* Start Record set *

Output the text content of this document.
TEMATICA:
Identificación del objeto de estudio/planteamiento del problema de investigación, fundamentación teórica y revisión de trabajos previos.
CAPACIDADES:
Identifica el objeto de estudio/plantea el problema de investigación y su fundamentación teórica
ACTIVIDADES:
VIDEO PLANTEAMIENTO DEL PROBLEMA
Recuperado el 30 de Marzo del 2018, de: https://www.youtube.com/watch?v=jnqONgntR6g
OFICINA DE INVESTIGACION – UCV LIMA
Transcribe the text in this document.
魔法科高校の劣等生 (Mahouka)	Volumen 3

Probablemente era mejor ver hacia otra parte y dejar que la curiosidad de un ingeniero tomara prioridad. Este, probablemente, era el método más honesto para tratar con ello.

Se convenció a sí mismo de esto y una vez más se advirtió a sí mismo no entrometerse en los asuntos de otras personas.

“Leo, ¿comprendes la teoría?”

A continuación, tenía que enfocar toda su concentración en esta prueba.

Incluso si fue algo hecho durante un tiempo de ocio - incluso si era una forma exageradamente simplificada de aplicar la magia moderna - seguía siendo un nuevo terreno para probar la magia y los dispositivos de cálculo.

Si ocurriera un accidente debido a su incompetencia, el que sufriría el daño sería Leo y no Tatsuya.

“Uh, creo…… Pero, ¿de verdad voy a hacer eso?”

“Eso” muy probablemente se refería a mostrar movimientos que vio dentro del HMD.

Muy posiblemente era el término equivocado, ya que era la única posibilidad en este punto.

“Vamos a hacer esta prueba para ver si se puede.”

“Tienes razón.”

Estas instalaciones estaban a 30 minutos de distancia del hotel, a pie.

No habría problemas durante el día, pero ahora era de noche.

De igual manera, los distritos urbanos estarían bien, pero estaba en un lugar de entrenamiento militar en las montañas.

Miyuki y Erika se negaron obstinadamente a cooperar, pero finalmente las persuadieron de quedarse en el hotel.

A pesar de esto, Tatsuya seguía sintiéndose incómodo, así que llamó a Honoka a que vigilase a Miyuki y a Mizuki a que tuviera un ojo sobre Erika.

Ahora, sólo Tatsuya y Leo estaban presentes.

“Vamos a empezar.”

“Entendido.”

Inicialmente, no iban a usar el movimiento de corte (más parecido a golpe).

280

* End Record set *

*Exercise task*
Set down the listing above in full, please, exactly as it appears.

*Completed exercise*
Output the text content of this document.
TEMATICA:
Identificación del objeto de estudio/planteamiento del problema de investigación, fundamentación teórica y revisión de trabajos previos.
CAPACIDADES:
Identifica el objeto de estudio/plantea el problema de investigación y su fundamentación teórica
ACTIVIDADES:
VIDEO PLANTEAMIENTO DEL PROBLEMA
Recuperado el 30 de Marzo del 2018, de: https://www.youtube.com/watch?v=jnqONgntR6g
OFICINA DE INVESTIGACION – UCV LIMA
Transcribe the text in this document.
魔法科高校の劣等生 (Mahouka)	Volumen 3

Probablemente era mejor ver hacia otra parte y dejar que la curiosidad de un ingeniero tomara prioridad. Este, probablemente, era el método más honesto para tratar con ello.

Se convenció a sí mismo de esto y una vez más se advirtió a sí mismo no entrometerse en los asuntos de otras personas.

“Leo, ¿comprendes la teoría?”

A continuación, tenía que enfocar toda su concentración en esta prueba.

Incluso si fue algo hecho durante un tiempo de ocio - incluso si era una forma exageradamente simplificada de aplicar la magia moderna - seguía siendo un nuevo terreno para probar la magia y los dispositivos de cálculo.

Si ocurriera un accidente debido a su incompetencia, el que sufriría el daño sería Leo y no Tatsuya.

“Uh, creo…… Pero, ¿de verdad voy a hacer eso?”

“Eso” muy probablemente se refería a mostrar movimientos que vio dentro del HMD.

Muy posiblemente era el término equivocado, ya que era la única posibilidad en este punto.

“Vamos a hacer esta prueba para ver si se puede.”

“Tienes razón.”

Estas instalaciones estaban a 30 minutos de distancia del hotel, a pie.

No habría problemas durante el día, pero ahora era de noche.

De igual manera, los distritos urbanos estarían bien, pero estaba en un lugar de entrenamiento militar en las montañas.

Miyuki y Erika se negaron obstinadamente a cooperar, pero finalmente las persuadieron de quedarse en el hotel.

A pesar de esto, Tatsuya seguía sintiéndose incómodo, así que llamó a Honoka a que vigilase a Miyuki y a Mizuki a que tuviera un ojo sobre Erika.

Ahora, sólo Tatsuya y Leo estaban presentes.

“Vamos a empezar.”

“Entendido.”

Inicialmente, no iban a usar el movimiento de corte (más parecido a golpe).

280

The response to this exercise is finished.